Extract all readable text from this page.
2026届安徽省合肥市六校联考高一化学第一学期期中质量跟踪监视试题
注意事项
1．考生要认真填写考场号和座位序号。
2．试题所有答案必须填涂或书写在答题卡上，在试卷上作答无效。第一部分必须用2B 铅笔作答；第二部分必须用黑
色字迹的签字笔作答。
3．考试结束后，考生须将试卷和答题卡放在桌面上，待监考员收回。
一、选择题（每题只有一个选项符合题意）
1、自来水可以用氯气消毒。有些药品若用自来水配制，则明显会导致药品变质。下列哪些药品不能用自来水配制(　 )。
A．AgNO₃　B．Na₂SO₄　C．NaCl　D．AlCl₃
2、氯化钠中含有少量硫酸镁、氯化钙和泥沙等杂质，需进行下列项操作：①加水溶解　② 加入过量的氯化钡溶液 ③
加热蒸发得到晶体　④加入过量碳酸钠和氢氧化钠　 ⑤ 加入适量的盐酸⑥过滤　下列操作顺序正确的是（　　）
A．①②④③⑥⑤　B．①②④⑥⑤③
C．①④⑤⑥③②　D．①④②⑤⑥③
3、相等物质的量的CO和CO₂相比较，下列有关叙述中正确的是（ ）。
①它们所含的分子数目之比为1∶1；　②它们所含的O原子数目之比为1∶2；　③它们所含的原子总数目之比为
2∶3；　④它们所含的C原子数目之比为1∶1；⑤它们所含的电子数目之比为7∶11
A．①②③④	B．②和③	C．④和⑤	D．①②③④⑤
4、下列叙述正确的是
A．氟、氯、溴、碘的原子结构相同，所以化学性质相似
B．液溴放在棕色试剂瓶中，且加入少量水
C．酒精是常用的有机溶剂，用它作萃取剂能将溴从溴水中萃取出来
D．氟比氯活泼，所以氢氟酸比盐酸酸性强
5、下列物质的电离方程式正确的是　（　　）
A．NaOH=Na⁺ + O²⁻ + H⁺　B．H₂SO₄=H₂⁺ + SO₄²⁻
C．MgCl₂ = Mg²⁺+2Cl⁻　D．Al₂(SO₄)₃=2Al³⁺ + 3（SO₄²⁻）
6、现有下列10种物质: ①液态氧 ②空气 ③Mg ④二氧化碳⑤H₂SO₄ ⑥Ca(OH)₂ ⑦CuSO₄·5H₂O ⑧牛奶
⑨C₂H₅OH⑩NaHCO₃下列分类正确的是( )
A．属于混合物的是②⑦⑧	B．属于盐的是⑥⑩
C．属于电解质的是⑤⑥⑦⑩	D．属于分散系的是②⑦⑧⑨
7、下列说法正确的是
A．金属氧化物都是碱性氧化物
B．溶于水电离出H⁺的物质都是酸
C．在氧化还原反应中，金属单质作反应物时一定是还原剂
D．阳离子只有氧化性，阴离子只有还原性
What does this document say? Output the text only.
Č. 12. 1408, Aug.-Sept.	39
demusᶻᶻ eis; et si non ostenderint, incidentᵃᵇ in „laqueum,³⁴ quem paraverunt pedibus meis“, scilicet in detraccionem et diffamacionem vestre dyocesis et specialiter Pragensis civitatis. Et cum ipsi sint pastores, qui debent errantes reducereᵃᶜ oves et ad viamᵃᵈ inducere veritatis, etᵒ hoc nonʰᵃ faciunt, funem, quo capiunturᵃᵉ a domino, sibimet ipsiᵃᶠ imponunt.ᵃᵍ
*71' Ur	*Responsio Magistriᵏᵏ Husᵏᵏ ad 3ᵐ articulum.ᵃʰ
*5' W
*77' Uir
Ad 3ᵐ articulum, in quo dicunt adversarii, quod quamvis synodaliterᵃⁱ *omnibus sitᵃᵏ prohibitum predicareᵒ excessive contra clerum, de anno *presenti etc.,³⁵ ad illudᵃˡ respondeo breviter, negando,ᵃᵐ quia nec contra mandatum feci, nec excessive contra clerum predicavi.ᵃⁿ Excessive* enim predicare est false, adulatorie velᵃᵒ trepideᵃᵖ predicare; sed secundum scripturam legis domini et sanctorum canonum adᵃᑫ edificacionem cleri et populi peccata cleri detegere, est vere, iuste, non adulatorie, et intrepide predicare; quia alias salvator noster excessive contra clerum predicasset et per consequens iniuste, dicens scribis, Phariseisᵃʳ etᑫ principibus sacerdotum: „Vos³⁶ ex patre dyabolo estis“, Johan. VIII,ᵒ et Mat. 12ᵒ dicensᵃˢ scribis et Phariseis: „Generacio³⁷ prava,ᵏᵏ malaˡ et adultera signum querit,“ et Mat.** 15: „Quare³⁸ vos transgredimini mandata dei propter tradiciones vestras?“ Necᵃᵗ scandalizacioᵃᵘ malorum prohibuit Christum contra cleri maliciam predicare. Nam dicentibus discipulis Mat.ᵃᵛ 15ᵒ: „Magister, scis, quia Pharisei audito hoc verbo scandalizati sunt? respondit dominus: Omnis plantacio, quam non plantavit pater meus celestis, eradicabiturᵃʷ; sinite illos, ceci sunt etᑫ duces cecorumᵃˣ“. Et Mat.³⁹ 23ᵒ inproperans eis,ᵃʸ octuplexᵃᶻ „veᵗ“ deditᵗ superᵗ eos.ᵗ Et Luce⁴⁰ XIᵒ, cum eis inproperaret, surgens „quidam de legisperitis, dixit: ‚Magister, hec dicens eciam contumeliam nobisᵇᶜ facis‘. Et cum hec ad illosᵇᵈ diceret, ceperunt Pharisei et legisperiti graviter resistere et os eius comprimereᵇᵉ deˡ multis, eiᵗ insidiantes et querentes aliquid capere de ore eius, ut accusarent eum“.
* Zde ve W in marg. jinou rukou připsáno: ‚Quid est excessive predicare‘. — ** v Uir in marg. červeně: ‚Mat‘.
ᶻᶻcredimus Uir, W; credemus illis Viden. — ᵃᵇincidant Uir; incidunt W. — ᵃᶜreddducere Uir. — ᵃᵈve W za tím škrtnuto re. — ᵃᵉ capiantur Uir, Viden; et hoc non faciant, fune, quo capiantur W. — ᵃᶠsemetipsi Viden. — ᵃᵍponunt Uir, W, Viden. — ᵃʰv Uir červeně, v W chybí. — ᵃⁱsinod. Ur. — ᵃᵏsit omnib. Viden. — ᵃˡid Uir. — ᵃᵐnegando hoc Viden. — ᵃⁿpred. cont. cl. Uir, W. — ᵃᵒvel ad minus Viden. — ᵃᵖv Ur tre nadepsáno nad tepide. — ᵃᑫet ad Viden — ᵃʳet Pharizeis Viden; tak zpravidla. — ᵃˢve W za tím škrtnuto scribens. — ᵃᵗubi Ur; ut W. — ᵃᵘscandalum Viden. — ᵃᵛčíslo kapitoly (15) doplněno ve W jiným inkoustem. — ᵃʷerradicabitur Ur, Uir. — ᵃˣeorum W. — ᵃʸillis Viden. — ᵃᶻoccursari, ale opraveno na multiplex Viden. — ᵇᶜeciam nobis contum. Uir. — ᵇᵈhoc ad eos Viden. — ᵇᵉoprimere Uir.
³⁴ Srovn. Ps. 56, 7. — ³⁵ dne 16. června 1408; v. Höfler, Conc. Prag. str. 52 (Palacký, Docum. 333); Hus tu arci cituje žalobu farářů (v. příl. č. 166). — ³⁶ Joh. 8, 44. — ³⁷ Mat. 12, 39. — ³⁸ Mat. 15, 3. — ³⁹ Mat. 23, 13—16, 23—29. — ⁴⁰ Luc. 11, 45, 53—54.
....................
## Task to carry out
From the listing above, copy out each line where the word "this" appears.

## Task solution
Extract all readable text from this page.
What does this document say? Output the text only.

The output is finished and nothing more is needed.